遺言書が無い場合、又は遺言書はあってもそこに記載されていない相続財産がある場合には、相続人全員が相談して、誰が何を相続するかを決めていくことになります。その話し合いを「遺産分割協議」といいます。その話し合いの結果作成される書類を、遺産分割協議書といいます。

遺産分割協議の流れ

「父親が不動産を所有していました。不動産の登記簿には所有者が父親として登記されています。この父親が亡くなりました。この父親の相続人は妻と子供2人の合計3人です。」

父親がなくなった瞬間に、不動産は相続人3人の共有になります。つまり、3人により共同して所有されていることになります。不動産の登記簿上の所有者はまだ父親のままですが、法律の上では妻と子供2人の3人の相続人が共有していると考えます。
そして不動産に限らず、株券とか絵画とかパソコンとか机とか家具とか、父親が所有していた様々な財産が、父親が亡くなった瞬間に共有になります。

しかし、預金などの債権は共有ではなく、それぞれの相続分に従って各相続人が引き継ぎます。父親に1000万円の預金があれば、妻が500万円、子供二人が250万円ずつ受け継ぎます。相続人全員が合意すれば、誰がいくら受け継ぐかは話し合いによって変えることもできます。

共有になった相続財産は、相続人が何もしなければそのまま共有の状況が続きます。
何十年も前に亡くなった人の不動産が、名義もそのままで放置されていることもありますが、そのままですと後々不動産を売却したたりする場合には、そのままの名義では売却できず、面倒なことになります。
そこで、将来面倒なことにならないように「遺産分割協議」がなされます。

==========

_作業内容_.
遺産分割協議の文章から、「父親がなくなった瞬間に、不動」を含む語句で始まり「きず、面倒なことになります。」で終わる部分を、一字も変えずに書き写してください。 遺産分割協議の文章だけを手がかりとする。

_提供データ_.
==========

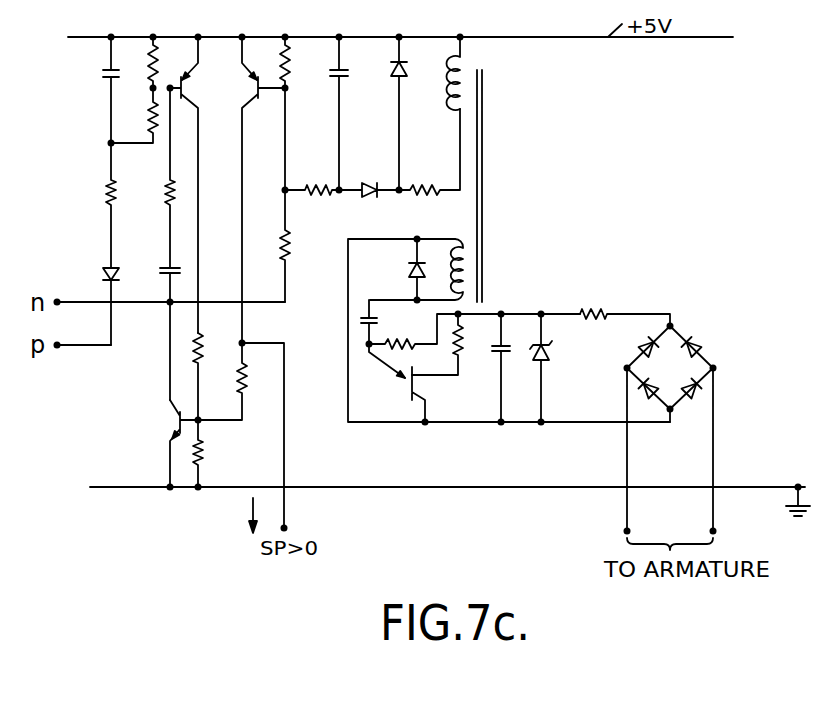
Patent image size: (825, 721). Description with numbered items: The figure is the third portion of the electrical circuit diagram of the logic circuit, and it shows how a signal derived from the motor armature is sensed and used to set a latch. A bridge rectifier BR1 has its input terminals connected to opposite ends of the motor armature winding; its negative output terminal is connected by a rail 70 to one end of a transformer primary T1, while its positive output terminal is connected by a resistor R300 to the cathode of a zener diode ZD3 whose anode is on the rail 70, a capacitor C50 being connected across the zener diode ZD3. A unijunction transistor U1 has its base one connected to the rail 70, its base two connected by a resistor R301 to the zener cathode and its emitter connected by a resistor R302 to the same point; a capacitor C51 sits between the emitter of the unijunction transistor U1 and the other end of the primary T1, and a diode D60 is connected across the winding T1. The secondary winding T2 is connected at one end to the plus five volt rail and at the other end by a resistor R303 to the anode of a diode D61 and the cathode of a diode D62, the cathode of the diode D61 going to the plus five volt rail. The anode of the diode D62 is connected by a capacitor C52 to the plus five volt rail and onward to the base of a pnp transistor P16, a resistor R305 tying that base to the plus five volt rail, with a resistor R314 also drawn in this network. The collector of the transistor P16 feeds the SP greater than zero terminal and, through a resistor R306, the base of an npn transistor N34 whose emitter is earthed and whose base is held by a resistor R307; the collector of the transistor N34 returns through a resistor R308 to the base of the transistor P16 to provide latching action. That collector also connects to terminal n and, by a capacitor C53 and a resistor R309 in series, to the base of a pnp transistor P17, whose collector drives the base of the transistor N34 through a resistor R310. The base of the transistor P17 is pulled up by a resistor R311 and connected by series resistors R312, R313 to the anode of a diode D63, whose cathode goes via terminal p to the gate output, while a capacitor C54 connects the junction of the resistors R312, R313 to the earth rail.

==========

_解答_.
父親がなくなった瞬間に、不動産は相続人3人の共有になります。つまり、3人により共同して所有されていることになります。不動産の登記簿上の所有者はまだ父親のままですが、法律の上では妻と子供2人の3人の相続人が共有していると考えます。
そして不動産に限らず、株券とか絵画とかパソコンとか机とか家具とか、父親が所有していた様々な財産が、父親が亡くなった瞬間に共有になります。

しかし、預金などの債権は共有ではなく、それぞれの相続分に従って各相続人が引き継ぎます。父親に1000万円の預金があれば、妻が500万円、子供二人が250万円ずつ受け継ぎます。相続人全員が合意すれば、誰がいくら受け継ぐかは話し合いによって変えることもできます。

共有になった相続財産は、相続人が何もしなければそのまま共有の状況が続きます。
何十年も前に亡くなった人の不動産が、名義もそのままで放置されていることもありますが、そのままですと後々不動産を売却したたりする場合には、そのままの名義では売却できず、面倒なことになります。